ROWS:
+++++
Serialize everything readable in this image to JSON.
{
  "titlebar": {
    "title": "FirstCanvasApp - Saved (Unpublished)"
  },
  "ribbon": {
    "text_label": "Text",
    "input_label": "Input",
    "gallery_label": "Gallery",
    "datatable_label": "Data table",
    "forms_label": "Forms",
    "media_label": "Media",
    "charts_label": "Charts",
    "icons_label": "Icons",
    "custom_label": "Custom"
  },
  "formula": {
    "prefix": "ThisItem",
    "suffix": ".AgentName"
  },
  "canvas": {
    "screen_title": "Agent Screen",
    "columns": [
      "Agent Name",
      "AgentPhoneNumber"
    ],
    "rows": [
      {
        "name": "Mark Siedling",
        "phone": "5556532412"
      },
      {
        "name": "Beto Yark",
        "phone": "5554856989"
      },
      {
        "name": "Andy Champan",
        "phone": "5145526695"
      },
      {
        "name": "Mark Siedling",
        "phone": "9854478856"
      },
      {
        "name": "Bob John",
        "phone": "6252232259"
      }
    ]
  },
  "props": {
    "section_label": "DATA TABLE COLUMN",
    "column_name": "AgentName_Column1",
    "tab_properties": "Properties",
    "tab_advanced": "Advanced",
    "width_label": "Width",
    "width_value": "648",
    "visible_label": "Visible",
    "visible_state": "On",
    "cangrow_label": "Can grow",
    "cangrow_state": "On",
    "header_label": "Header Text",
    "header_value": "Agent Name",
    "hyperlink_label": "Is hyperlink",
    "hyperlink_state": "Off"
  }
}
+++++
Your task is to quote all of the data word for word.

Serialize everything readable in this image to JSON.
{
  "titlebar": {
    "title": "FirstCanvasApp - Saved (Unpublished)"
  },
  "ribbon": {
    "text_label": "Text",
    "input_label": "Input",
    "gallery_label": "Gallery",
    "datatable_label": "Data table",
    "forms_label": "Forms",
    "media_label": "Media",
    "charts_label": "Charts",
    "icons_label": "Icons",
    "custom_label": "Custom"
  },
  "formula": {
    "prefix": "ThisItem",
    "suffix": ".AgentName"
  },
  "canvas": {
    "screen_title": "Agent Screen",
    "columns": [
      "Agent Name",
      "AgentPhoneNumber"
    ],
    "rows": [
      {
        "name": "Mark Siedling",
        "phone": "5556532412"
      },
      {
        "name": "Beto Yark",
        "phone": "5554856989"
      },
      {
        "name": "Andy Champan",
        "phone": "5145526695"
      },
      {
        "name": "Mark Siedling",
        "phone": "9854478856"
      },
      {
        "name": "Bob John",
        "phone": "6252232259"
      }
    ]
  },
  "props": {
    "section_label": "DATA TABLE COLUMN",
    "column_name": "AgentName_Column1",
    "tab_properties": "Properties",
    "tab_advanced": "Advanced",
    "width_label": "Width",
    "width_value": "648",
    "visible_label": "Visible",
    "visible_state": "On",
    "cangrow_label": "Can grow",
    "cangrow_state": "On",
    "header_label": "Header Text",
    "header_value": "Agent Name",
    "hyperlink_label": "Is hyperlink",
    "hyperlink_state": "Off"
  }
}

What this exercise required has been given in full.